## Directive:
Search the listing below for the word "visit" and copy each line that holds it.

## Data provided:
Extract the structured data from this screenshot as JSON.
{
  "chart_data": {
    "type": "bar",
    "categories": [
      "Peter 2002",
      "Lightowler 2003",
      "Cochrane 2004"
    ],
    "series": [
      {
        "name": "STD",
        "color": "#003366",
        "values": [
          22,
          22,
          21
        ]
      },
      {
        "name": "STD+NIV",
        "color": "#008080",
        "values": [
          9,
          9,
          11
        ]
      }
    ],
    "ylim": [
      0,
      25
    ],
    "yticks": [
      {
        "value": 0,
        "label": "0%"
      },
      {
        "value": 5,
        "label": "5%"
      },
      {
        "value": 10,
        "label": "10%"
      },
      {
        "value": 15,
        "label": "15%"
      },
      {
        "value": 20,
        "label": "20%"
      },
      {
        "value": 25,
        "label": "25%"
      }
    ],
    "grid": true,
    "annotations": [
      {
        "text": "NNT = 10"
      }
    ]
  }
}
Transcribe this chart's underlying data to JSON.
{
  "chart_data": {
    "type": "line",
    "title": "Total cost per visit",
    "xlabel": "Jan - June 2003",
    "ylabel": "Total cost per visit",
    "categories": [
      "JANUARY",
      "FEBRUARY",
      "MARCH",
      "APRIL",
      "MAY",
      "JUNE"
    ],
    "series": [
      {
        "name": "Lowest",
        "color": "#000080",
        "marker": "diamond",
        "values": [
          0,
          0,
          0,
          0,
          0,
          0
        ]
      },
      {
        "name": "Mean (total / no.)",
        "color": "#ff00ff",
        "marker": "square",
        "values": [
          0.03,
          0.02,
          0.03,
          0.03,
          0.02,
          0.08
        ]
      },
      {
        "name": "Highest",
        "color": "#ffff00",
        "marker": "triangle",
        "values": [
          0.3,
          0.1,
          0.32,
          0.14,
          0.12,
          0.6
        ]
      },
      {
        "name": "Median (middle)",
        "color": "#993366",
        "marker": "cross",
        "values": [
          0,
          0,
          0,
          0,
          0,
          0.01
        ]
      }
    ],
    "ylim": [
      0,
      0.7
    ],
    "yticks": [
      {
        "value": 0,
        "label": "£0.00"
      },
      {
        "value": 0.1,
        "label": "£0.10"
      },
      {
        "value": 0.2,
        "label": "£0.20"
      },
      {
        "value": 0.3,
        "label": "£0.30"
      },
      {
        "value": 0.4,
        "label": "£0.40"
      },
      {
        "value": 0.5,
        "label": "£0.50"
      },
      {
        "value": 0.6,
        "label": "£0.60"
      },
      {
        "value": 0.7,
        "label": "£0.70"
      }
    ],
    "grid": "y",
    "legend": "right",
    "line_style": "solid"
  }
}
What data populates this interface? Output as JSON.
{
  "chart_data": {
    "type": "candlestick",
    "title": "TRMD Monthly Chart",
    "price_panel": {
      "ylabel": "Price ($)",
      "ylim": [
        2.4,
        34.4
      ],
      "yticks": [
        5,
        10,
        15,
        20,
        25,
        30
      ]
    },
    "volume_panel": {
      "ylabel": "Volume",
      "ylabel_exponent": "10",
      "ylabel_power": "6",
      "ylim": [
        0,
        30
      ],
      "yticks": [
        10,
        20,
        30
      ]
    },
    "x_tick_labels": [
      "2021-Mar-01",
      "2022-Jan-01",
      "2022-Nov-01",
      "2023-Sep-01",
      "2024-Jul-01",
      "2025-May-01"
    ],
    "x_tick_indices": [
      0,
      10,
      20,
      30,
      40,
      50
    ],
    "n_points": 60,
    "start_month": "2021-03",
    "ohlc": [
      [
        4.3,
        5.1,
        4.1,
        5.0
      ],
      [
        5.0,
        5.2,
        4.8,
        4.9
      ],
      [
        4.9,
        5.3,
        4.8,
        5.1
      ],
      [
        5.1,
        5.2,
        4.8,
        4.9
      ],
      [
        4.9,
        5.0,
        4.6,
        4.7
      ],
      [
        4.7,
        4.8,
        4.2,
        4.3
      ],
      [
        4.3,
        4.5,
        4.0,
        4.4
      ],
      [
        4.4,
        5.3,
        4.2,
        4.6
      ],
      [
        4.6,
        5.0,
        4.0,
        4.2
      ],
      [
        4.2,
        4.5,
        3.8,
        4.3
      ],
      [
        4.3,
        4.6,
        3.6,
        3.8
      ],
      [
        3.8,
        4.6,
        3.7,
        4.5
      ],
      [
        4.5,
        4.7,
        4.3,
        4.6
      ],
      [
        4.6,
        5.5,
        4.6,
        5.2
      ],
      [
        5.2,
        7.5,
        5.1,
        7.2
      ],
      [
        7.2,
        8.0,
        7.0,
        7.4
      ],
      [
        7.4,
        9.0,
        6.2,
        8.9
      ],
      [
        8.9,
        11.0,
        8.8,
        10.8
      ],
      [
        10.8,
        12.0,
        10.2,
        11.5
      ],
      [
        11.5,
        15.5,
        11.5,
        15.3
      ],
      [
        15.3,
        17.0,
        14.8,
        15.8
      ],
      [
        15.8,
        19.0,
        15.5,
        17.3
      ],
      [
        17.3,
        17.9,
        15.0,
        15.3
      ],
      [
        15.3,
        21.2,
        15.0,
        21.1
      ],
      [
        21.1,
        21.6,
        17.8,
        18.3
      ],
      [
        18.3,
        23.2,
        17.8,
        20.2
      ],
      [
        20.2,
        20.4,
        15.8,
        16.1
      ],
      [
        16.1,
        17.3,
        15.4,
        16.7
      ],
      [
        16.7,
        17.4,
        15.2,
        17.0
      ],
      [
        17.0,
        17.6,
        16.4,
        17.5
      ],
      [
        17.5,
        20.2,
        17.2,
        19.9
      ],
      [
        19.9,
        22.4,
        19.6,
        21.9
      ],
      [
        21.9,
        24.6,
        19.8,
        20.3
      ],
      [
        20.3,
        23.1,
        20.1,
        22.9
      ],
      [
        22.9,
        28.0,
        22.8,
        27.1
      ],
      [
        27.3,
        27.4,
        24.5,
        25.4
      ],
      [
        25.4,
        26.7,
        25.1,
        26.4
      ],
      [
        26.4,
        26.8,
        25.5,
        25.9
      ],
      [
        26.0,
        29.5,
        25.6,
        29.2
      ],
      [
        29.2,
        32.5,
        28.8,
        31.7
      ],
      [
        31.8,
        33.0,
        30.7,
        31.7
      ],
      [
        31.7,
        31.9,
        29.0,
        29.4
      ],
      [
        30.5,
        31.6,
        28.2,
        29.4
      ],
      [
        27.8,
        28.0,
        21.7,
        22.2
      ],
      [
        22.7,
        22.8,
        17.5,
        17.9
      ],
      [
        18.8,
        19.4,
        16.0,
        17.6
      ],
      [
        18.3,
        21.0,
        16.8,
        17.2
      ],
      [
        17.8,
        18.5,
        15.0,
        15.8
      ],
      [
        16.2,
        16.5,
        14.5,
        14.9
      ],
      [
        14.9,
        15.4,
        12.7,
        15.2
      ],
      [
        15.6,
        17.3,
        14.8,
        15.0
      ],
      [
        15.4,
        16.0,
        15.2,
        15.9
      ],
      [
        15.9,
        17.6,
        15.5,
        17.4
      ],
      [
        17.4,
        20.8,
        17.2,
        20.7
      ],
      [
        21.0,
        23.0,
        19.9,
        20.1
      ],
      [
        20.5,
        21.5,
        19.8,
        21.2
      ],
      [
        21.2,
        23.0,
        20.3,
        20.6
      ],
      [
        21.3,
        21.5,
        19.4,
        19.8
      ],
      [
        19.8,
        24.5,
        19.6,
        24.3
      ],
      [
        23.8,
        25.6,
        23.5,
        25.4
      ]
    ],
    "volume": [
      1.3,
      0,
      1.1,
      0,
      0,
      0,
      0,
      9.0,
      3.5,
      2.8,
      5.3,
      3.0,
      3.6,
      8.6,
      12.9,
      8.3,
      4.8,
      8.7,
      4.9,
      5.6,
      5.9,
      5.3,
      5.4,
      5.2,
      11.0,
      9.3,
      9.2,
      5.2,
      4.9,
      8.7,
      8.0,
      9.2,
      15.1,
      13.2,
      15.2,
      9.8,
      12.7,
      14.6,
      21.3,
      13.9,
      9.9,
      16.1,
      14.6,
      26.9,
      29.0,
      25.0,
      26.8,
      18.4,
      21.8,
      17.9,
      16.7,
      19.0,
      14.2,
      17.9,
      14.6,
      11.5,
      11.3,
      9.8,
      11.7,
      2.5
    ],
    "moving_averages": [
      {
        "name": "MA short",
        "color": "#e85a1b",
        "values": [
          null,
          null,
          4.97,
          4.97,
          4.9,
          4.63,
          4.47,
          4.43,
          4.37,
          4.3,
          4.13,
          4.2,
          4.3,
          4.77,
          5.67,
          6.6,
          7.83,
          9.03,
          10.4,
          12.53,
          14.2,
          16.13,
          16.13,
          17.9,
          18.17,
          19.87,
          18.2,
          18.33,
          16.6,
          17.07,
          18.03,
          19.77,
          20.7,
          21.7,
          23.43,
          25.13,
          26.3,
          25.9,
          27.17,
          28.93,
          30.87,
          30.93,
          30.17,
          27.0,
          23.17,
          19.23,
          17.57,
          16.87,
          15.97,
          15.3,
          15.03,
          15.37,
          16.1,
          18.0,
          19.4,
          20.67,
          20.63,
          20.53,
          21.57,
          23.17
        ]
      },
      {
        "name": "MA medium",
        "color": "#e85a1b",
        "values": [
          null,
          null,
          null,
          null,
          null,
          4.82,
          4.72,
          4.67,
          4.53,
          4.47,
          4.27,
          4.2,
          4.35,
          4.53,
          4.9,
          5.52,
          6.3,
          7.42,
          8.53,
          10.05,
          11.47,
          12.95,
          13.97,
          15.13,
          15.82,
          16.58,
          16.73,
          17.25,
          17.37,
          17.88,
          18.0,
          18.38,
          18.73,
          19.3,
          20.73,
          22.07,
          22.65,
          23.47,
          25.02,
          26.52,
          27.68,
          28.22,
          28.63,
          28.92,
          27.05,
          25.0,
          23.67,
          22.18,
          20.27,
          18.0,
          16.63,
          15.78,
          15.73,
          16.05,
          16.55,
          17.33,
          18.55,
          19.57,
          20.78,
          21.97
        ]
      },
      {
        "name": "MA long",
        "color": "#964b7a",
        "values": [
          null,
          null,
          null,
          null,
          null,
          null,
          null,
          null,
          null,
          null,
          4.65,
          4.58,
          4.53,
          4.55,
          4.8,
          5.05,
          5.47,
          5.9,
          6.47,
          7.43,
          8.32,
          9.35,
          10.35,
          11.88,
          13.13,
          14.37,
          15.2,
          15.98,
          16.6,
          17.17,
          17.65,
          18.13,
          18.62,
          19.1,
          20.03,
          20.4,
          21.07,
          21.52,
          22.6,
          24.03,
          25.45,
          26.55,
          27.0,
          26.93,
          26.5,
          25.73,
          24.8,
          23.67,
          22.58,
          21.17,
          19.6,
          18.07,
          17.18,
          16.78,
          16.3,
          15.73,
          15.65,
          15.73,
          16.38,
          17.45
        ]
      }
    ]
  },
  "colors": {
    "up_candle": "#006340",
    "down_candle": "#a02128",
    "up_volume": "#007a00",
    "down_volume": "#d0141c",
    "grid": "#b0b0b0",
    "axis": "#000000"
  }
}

## Written reply:
    "title": "Total cost per visit",
    "ylabel": "Total cost per visit",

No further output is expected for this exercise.